Data in this exercise
— START —

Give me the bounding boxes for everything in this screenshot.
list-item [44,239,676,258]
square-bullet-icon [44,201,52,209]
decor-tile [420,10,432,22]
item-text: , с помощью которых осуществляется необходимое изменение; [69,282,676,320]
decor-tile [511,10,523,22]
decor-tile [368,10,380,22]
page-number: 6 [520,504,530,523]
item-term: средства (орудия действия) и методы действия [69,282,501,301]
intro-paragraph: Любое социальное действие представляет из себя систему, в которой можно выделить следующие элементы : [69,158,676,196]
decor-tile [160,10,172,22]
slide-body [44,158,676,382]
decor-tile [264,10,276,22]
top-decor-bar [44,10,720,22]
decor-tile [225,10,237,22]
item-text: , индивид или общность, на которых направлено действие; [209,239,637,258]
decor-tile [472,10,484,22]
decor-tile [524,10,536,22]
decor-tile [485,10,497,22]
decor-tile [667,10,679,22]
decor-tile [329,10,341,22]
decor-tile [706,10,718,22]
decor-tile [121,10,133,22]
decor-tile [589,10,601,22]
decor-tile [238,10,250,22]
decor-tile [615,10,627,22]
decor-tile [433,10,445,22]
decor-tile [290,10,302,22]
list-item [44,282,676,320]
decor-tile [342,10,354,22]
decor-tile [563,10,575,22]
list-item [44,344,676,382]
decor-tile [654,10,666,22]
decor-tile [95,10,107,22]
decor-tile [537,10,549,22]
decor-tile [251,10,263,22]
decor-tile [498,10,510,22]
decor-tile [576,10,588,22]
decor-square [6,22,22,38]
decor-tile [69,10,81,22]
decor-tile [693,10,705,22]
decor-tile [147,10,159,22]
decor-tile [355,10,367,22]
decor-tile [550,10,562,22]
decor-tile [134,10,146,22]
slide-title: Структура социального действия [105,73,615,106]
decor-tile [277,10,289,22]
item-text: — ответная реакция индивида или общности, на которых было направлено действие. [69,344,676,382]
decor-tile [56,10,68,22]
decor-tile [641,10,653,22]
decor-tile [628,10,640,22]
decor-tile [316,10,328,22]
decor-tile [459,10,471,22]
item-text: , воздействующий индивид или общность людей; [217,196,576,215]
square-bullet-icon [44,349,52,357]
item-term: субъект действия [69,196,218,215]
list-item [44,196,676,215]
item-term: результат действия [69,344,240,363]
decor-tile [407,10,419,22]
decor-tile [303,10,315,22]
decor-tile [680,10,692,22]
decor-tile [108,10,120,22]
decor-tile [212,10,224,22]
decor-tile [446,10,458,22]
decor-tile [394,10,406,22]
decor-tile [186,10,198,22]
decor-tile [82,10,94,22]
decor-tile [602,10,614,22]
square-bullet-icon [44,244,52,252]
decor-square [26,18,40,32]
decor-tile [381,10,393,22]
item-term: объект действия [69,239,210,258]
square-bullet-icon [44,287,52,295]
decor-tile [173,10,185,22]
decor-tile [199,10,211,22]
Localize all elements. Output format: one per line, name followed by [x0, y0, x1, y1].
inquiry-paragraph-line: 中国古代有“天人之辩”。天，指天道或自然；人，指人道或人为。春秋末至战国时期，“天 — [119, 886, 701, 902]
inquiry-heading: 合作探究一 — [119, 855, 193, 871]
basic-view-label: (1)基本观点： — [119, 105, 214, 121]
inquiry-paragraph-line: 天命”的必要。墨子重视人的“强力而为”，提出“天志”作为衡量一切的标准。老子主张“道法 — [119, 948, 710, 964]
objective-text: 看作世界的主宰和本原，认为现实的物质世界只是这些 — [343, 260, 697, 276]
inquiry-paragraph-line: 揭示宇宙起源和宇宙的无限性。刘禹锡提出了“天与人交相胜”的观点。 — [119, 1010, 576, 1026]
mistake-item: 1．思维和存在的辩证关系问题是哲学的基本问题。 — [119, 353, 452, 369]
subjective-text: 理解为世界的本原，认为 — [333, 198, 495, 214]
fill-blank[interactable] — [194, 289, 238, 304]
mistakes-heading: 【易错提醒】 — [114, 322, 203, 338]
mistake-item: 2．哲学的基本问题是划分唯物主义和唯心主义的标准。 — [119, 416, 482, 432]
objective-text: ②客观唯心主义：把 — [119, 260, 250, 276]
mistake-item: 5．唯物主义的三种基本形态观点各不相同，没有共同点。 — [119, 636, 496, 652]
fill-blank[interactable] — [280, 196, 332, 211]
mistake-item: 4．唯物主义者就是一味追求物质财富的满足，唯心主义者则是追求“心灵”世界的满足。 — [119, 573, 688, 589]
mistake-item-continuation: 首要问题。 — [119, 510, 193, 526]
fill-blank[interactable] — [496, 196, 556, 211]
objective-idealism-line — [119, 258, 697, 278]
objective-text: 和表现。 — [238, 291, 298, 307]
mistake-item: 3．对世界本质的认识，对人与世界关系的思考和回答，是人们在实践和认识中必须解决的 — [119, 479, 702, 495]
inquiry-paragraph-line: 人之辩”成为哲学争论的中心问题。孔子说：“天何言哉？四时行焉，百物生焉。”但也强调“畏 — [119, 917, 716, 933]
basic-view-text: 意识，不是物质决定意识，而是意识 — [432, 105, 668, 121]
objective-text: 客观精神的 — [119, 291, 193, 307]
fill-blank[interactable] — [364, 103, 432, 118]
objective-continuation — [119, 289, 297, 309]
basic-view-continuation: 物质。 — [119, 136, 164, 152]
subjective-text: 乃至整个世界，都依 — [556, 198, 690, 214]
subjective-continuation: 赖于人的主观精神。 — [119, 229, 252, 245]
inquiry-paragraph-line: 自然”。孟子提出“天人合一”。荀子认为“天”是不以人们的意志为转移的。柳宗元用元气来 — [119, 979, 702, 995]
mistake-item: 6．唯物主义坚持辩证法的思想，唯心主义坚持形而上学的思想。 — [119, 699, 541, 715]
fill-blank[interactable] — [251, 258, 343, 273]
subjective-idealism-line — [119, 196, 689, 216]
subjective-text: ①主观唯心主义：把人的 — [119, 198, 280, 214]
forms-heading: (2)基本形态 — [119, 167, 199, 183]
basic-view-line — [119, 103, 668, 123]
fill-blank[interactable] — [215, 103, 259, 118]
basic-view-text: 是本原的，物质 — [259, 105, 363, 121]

— END —

What is being asked
Convert every line of the material above into a JSON list of strings, one string per line, leaving out blank lines.

Solution to this task
[
  "Give me the bounding boxes for everything in this screenshot.",
  "list-item [44,239,676,258]",
  "square-bullet-icon [44,201,52,209]",
  "decor-tile [420,10,432,22]",
  "item-text: , с помощью которых осуществляется необходимое изменение; [69,282,676,320]",
  "decor-tile [511,10,523,22]",
  "decor-tile [368,10,380,22]",
  "page-number: 6 [520,504,530,523]",
  "item-term: средства (орудия действия) и методы действия [69,282,501,301]",
  "intro-paragraph: Любое социальное действие представляет из себя систему, в которой можно выделить следующие элементы : [69,158,676,196]",
  "decor-tile [160,10,172,22]",
  "slide-body [44,158,676,382]",
  "decor-tile [264,10,276,22]",
  "top-decor-bar [44,10,720,22]",
  "decor-tile [225,10,237,22]",
  "item-text: , индивид или общность, на которых направлено действие; [209,239,637,258]",
  "decor-tile [472,10,484,22]",
  "decor-tile [524,10,536,22]",
  "decor-tile [485,10,497,22]",
  "decor-tile [667,10,679,22]",
  "decor-tile [329,10,341,22]",
  "decor-tile [706,10,718,22]",
  "decor-tile [121,10,133,22]",
  "decor-tile [589,10,601,22]",
  "decor-tile [238,10,250,22]",
  "decor-tile [615,10,627,22]",
  "decor-tile [433,10,445,22]",
  "decor-tile [290,10,302,22]",
  "list-item [44,282,676,320]",
  "decor-tile [342,10,354,22]",
  "decor-tile [563,10,575,22]",
  "list-item [44,344,676,382]",
  "decor-tile [654,10,666,22]",
  "decor-tile [95,10,107,22]",
  "decor-tile [537,10,549,22]",
  "decor-tile [251,10,263,22]",
  "decor-tile [498,10,510,22]",
  "decor-tile [576,10,588,22]",
  "decor-square [6,22,22,38]",
  "decor-tile [69,10,81,22]",
  "decor-tile [693,10,705,22]",
  "decor-tile [147,10,159,22]",
  "decor-tile [355,10,367,22]",
  "decor-tile [550,10,562,22]",
  "decor-tile [134,10,146,22]",
  "slide-title: Структура социального действия [105,73,615,106]",
  "decor-tile [277,10,289,22]",
  "item-text: — ответная реакция индивида или общности, на которых было направлено действие. [69,344,676,382]",
  "decor-tile [56,10,68,22]",
  "decor-tile [641,10,653,22]",
  "decor-tile [628,10,640,22]",
  "decor-tile [316,10,328,22]",
  "decor-tile [459,10,471,22]",
  "item-text: , воздействующий индивид или общность людей; [217,196,576,215]",
  "square-bullet-icon [44,349,52,357]",
  "item-term: субъект действия [69,196,218,215]",
  "list-item [44,196,676,215]",
  "item-term: результат действия [69,344,240,363]",
  "decor-tile [407,10,419,22]",
  "decor-tile [303,10,315,22]",
  "decor-tile [680,10,692,22]",
  "decor-tile [108,10,120,22]",
  "decor-tile [212,10,224,22]",
  "decor-tile [446,10,458,22]",
  "decor-tile [394,10,406,22]",
  "decor-tile [186,10,198,22]",
  "decor-tile [82,10,94,22]",
  "decor-tile [602,10,614,22]",
  "square-bullet-icon [44,244,52,252]",
  "decor-square [26,18,40,32]",
  "decor-tile [381,10,393,22]",
  "item-term: объект действия [69,239,210,258]",
  "square-bullet-icon [44,287,52,295]",
  "decor-tile [173,10,185,22]",
  "decor-tile [199,10,211,22]",
  "Localize all elements. Output format: one per line, name followed by [x0, y0, x1, y1].",
  "inquiry-paragraph-line: 中国古代有“天人之辩”。天，指天道或自然；人，指人道或人为。春秋末至战国时期，“天 — [119, 886, 701, 902]",
  "inquiry-heading: 合作探究一 — [119, 855, 193, 871]",
  "basic-view-label: (1)基本观点： — [119, 105, 214, 121]",
  "inquiry-paragraph-line: 天命”的必要。墨子重视人的“强力而为”，提出“天志”作为衡量一切的标准。老子主张“道法 — [119, 948, 710, 964]",
  "objective-text: 看作世界的主宰和本原，认为现实的物质世界只是这些 — [343, 260, 697, 276]",
  "inquiry-paragraph-line: 揭示宇宙起源和宇宙的无限性。刘禹锡提出了“天与人交相胜”的观点。 — [119, 1010, 576, 1026]",
  "mistake-item: 1．思维和存在的辩证关系问题是哲学的基本问题。 — [119, 353, 452, 369]",
  "subjective-text: 理解为世界的本原，认为 — [333, 198, 495, 214]",
  "fill-blank[interactable] — [194, 289, 238, 304]",
  "mistakes-heading: 【易错提醒】 — [114, 322, 203, 338]",
  "mistake-item: 2．哲学的基本问题是划分唯物主义和唯心主义的标准。 — [119, 416, 482, 432]",
  "objective-text: ②客观唯心主义：把 — [119, 260, 250, 276]",
  "mistake-item: 5．唯物主义的三种基本形态观点各不相同，没有共同点。 — [119, 636, 496, 652]",
  "fill-blank[interactable] — [280, 196, 332, 211]",
  "mistake-item: 4．唯物主义者就是一味追求物质财富的满足，唯心主义者则是追求“心灵”世界的满足。 — [119, 573, 688, 589]",
  "mistake-item-continuation: 首要问题。 — [119, 510, 193, 526]",
  "fill-blank[interactable] — [496, 196, 556, 211]",
  "objective-idealism-line — [119, 258, 697, 278]",
  "objective-text: 和表现。 — [238, 291, 298, 307]",
  "mistake-item: 3．对世界本质的认识，对人与世界关系的思考和回答，是人们在实践和认识中必须解决的 — [119, 479, 702, 495]",
  "inquiry-paragraph-line: 人之辩”成为哲学争论的中心问题。孔子说：“天何言哉？四时行焉，百物生焉。”但也强调“畏 — [119, 917, 716, 933]",
  "basic-view-text: 意识，不是物质决定意识，而是意识 — [432, 105, 668, 121]",
  "objective-text: 客观精神的 — [119, 291, 193, 307]",
  "fill-blank[interactable] — [364, 103, 432, 118]",
  "objective-continuation — [119, 289, 297, 309]",
  "basic-view-continuation: 物质。 — [119, 136, 164, 152]",
  "subjective-text: 乃至整个世界，都依 — [556, 198, 690, 214]",
  "subjective-continuation: 赖于人的主观精神。 — [119, 229, 252, 245]",
  "inquiry-paragraph-line: 自然”。孟子提出“天人合一”。荀子认为“天”是不以人们的意志为转移的。柳宗元用元气来 — [119, 979, 702, 995]",
  "mistake-item: 6．唯物主义坚持辩证法的思想，唯心主义坚持形而上学的思想。 — [119, 699, 541, 715]",
  "fill-blank[interactable] — [251, 258, 343, 273]",
  "subjective-idealism-line — [119, 196, 689, 216]",
  "subjective-text: ①主观唯心主义：把人的 — [119, 198, 280, 214]",
  "forms-heading: (2)基本形态 — [119, 167, 199, 183]",
  "basic-view-line — [119, 103, 668, 123]",
  "fill-blank[interactable] — [215, 103, 259, 118]",
  "basic-view-text: 是本原的，物质 — [259, 105, 363, 121]"
]